- [Written exercise]
Write out the full listing again, exactly as it stands.

Extracts from a graphics dataset:
________________________

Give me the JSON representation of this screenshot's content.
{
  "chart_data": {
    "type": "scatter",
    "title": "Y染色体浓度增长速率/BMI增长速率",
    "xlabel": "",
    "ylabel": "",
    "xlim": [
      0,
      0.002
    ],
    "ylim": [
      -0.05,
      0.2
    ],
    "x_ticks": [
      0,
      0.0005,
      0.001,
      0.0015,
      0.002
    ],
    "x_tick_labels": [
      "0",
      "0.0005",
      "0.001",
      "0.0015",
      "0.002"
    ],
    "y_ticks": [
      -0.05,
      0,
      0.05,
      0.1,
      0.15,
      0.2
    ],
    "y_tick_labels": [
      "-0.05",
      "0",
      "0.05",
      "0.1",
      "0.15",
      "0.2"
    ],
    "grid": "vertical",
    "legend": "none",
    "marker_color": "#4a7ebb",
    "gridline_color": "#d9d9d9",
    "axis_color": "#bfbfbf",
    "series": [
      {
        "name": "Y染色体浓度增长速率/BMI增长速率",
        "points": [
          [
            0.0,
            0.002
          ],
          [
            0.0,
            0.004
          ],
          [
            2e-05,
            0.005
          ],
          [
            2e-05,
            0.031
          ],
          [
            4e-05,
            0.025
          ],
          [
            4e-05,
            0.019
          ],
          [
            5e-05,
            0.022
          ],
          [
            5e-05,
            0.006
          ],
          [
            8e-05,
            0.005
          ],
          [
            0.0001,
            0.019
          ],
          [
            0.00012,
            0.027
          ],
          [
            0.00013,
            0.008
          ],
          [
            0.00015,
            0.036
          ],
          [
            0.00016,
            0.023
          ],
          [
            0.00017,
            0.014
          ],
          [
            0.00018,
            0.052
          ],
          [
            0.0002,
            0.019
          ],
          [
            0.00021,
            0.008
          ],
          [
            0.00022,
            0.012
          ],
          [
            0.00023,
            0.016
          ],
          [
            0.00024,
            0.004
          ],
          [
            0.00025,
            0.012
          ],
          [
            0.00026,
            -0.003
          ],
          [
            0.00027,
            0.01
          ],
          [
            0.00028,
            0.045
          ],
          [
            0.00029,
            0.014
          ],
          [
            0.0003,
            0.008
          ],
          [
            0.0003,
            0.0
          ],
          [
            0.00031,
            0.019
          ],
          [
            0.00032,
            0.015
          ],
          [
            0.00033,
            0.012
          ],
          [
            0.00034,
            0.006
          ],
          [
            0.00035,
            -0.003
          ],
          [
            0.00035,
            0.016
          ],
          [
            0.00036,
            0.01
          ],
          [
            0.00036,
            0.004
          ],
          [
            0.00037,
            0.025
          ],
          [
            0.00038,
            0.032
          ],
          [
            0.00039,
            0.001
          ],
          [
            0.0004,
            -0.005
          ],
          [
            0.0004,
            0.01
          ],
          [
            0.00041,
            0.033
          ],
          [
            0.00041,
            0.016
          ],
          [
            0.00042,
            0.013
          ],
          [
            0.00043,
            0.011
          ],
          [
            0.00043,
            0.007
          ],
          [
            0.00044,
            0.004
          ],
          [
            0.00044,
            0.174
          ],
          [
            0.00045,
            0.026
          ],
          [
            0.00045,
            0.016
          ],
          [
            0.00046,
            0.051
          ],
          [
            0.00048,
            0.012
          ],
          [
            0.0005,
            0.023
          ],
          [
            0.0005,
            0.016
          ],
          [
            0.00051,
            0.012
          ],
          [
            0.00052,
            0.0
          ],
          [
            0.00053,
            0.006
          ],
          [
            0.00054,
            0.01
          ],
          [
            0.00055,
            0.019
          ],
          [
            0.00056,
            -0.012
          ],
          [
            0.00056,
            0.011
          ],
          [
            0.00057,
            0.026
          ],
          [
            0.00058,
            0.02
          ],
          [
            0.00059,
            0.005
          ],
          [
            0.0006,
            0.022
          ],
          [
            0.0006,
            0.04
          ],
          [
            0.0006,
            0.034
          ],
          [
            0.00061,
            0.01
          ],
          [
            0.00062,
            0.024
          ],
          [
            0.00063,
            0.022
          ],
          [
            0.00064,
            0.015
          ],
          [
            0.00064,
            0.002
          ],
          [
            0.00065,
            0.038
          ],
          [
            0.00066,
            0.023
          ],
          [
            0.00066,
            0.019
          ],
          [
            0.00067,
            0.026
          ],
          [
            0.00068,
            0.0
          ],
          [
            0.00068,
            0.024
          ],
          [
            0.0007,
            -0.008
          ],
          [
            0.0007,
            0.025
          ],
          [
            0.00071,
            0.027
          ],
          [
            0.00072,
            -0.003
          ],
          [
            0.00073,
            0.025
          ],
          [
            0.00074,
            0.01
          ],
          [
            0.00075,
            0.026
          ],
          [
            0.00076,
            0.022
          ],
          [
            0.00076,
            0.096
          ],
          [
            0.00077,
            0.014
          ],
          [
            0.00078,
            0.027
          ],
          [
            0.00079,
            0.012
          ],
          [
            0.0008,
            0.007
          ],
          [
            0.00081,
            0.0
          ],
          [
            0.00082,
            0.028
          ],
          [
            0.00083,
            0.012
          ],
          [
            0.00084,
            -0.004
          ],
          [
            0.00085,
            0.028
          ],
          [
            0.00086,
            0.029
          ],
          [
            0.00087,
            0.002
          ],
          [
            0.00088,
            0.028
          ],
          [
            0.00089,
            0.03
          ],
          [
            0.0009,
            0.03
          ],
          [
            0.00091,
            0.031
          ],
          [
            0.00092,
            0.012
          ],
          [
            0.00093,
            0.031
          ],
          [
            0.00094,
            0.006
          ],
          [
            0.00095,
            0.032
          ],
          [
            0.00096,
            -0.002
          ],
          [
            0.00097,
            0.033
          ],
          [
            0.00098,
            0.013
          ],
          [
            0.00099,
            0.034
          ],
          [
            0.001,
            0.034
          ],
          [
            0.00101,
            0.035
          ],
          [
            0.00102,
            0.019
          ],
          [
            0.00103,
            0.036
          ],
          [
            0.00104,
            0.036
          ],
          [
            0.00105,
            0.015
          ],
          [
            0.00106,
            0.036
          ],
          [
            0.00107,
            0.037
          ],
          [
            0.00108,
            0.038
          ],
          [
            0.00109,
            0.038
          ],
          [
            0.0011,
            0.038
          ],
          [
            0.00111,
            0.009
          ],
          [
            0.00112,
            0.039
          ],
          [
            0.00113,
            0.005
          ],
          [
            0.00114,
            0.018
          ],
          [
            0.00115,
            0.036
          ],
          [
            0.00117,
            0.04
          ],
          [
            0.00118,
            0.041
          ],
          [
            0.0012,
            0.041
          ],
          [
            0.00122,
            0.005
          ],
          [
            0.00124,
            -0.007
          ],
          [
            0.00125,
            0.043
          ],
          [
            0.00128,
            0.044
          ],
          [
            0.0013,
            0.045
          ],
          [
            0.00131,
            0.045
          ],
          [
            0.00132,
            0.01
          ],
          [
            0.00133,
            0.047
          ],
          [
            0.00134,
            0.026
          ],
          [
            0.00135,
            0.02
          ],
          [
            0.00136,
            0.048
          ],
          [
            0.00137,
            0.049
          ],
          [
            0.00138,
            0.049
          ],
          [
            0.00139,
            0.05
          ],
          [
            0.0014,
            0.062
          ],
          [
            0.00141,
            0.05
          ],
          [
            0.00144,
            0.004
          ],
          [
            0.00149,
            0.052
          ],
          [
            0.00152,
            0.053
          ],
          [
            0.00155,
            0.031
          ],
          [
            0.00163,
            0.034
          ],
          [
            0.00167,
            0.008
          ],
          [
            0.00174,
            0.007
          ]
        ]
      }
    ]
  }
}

________________________

- [Problem solution]
Give me the JSON representation of this screenshot's content.
{
  "chart_data": {
    "type": "scatter",
    "title": "Y染色体浓度增长速率/BMI增长速率",
    "xlabel": "",
    "ylabel": "",
    "xlim": [
      0,
      0.002
    ],
    "ylim": [
      -0.05,
      0.2
    ],
    "x_ticks": [
      0,
      0.0005,
      0.001,
      0.0015,
      0.002
    ],
    "x_tick_labels": [
      "0",
      "0.0005",
      "0.001",
      "0.0015",
      "0.002"
    ],
    "y_ticks": [
      -0.05,
      0,
      0.05,
      0.1,
      0.15,
      0.2
    ],
    "y_tick_labels": [
      "-0.05",
      "0",
      "0.05",
      "0.1",
      "0.15",
      "0.2"
    ],
    "grid": "vertical",
    "legend": "none",
    "marker_color": "#4a7ebb",
    "gridline_color": "#d9d9d9",
    "axis_color": "#bfbfbf",
    "series": [
      {
        "name": "Y染色体浓度增长速率/BMI增长速率",
        "points": [
          [
            0.0,
            0.002
          ],
          [
            0.0,
            0.004
          ],
          [
            2e-05,
            0.005
          ],
          [
            2e-05,
            0.031
          ],
          [
            4e-05,
            0.025
          ],
          [
            4e-05,
            0.019
          ],
          [
            5e-05,
            0.022
          ],
          [
            5e-05,
            0.006
          ],
          [
            8e-05,
            0.005
          ],
          [
            0.0001,
            0.019
          ],
          [
            0.00012,
            0.027
          ],
          [
            0.00013,
            0.008
          ],
          [
            0.00015,
            0.036
          ],
          [
            0.00016,
            0.023
          ],
          [
            0.00017,
            0.014
          ],
          [
            0.00018,
            0.052
          ],
          [
            0.0002,
            0.019
          ],
          [
            0.00021,
            0.008
          ],
          [
            0.00022,
            0.012
          ],
          [
            0.00023,
            0.016
          ],
          [
            0.00024,
            0.004
          ],
          [
            0.00025,
            0.012
          ],
          [
            0.00026,
            -0.003
          ],
          [
            0.00027,
            0.01
          ],
          [
            0.00028,
            0.045
          ],
          [
            0.00029,
            0.014
          ],
          [
            0.0003,
            0.008
          ],
          [
            0.0003,
            0.0
          ],
          [
            0.00031,
            0.019
          ],
          [
            0.00032,
            0.015
          ],
          [
            0.00033,
            0.012
          ],
          [
            0.00034,
            0.006
          ],
          [
            0.00035,
            -0.003
          ],
          [
            0.00035,
            0.016
          ],
          [
            0.00036,
            0.01
          ],
          [
            0.00036,
            0.004
          ],
          [
            0.00037,
            0.025
          ],
          [
            0.00038,
            0.032
          ],
          [
            0.00039,
            0.001
          ],
          [
            0.0004,
            -0.005
          ],
          [
            0.0004,
            0.01
          ],
          [
            0.00041,
            0.033
          ],
          [
            0.00041,
            0.016
          ],
          [
            0.00042,
            0.013
          ],
          [
            0.00043,
            0.011
          ],
          [
            0.00043,
            0.007
          ],
          [
            0.00044,
            0.004
          ],
          [
            0.00044,
            0.174
          ],
          [
            0.00045,
            0.026
          ],
          [
            0.00045,
            0.016
          ],
          [
            0.00046,
            0.051
          ],
          [
            0.00048,
            0.012
          ],
          [
            0.0005,
            0.023
          ],
          [
            0.0005,
            0.016
          ],
          [
            0.00051,
            0.012
          ],
          [
            0.00052,
            0.0
          ],
          [
            0.00053,
            0.006
          ],
          [
            0.00054,
            0.01
          ],
          [
            0.00055,
            0.019
          ],
          [
            0.00056,
            -0.012
          ],
          [
            0.00056,
            0.011
          ],
          [
            0.00057,
            0.026
          ],
          [
            0.00058,
            0.02
          ],
          [
            0.00059,
            0.005
          ],
          [
            0.0006,
            0.022
          ],
          [
            0.0006,
            0.04
          ],
          [
            0.0006,
            0.034
          ],
          [
            0.00061,
            0.01
          ],
          [
            0.00062,
            0.024
          ],
          [
            0.00063,
            0.022
          ],
          [
            0.00064,
            0.015
          ],
          [
            0.00064,
            0.002
          ],
          [
            0.00065,
            0.038
          ],
          [
            0.00066,
            0.023
          ],
          [
            0.00066,
            0.019
          ],
          [
            0.00067,
            0.026
          ],
          [
            0.00068,
            0.0
          ],
          [
            0.00068,
            0.024
          ],
          [
            0.0007,
            -0.008
          ],
          [
            0.0007,
            0.025
          ],
          [
            0.00071,
            0.027
          ],
          [
            0.00072,
            -0.003
          ],
          [
            0.00073,
            0.025
          ],
          [
            0.00074,
            0.01
          ],
          [
            0.00075,
            0.026
          ],
          [
            0.00076,
            0.022
          ],
          [
            0.00076,
            0.096
          ],
          [
            0.00077,
            0.014
          ],
          [
            0.00078,
            0.027
          ],
          [
            0.00079,
            0.012
          ],
          [
            0.0008,
            0.007
          ],
          [
            0.00081,
            0.0
          ],
          [
            0.00082,
            0.028
          ],
          [
            0.00083,
            0.012
          ],
          [
            0.00084,
            -0.004
          ],
          [
            0.00085,
            0.028
          ],
          [
            0.00086,
            0.029
          ],
          [
            0.00087,
            0.002
          ],
          [
            0.00088,
            0.028
          ],
          [
            0.00089,
            0.03
          ],
          [
            0.0009,
            0.03
          ],
          [
            0.00091,
            0.031
          ],
          [
            0.00092,
            0.012
          ],
          [
            0.00093,
            0.031
          ],
          [
            0.00094,
            0.006
          ],
          [
            0.00095,
            0.032
          ],
          [
            0.00096,
            -0.002
          ],
          [
            0.00097,
            0.033
          ],
          [
            0.00098,
            0.013
          ],
          [
            0.00099,
            0.034
          ],
          [
            0.001,
            0.034
          ],
          [
            0.00101,
            0.035
          ],
          [
            0.00102,
            0.019
          ],
          [
            0.00103,
            0.036
          ],
          [
            0.00104,
            0.036
          ],
          [
            0.00105,
            0.015
          ],
          [
            0.00106,
            0.036
          ],
          [
            0.00107,
            0.037
          ],
          [
            0.00108,
            0.038
          ],
          [
            0.00109,
            0.038
          ],
          [
            0.0011,
            0.038
          ],
          [
            0.00111,
            0.009
          ],
          [
            0.00112,
            0.039
          ],
          [
            0.00113,
            0.005
          ],
          [
            0.00114,
            0.018
          ],
          [
            0.00115,
            0.036
          ],
          [
            0.00117,
            0.04
          ],
          [
            0.00118,
            0.041
          ],
          [
            0.0012,
            0.041
          ],
          [
            0.00122,
            0.005
          ],
          [
            0.00124,
            -0.007
          ],
          [
            0.00125,
            0.043
          ],
          [
            0.00128,
            0.044
          ],
          [
            0.0013,
            0.045
          ],
          [
            0.00131,
            0.045
          ],
          [
            0.00132,
            0.01
          ],
          [
            0.00133,
            0.047
          ],
          [
            0.00134,
            0.026
          ],
          [
            0.00135,
            0.02
          ],
          [
            0.00136,
            0.048
          ],
          [
            0.00137,
            0.049
          ],
          [
            0.00138,
            0.049
          ],
          [
            0.00139,
            0.05
          ],
          [
            0.0014,
            0.062
          ],
          [
            0.00141,
            0.05
          ],
          [
            0.00144,
            0.004
          ],
          [
            0.00149,
            0.052
          ],
          [
            0.00152,
            0.053
          ],
          [
            0.00155,
            0.031
          ],
          [
            0.00163,
            0.034
          ],
          [
            0.00167,
            0.008
          ],
          [
            0.00174,
            0.007
          ]
        ]
      }
    ]
  }
}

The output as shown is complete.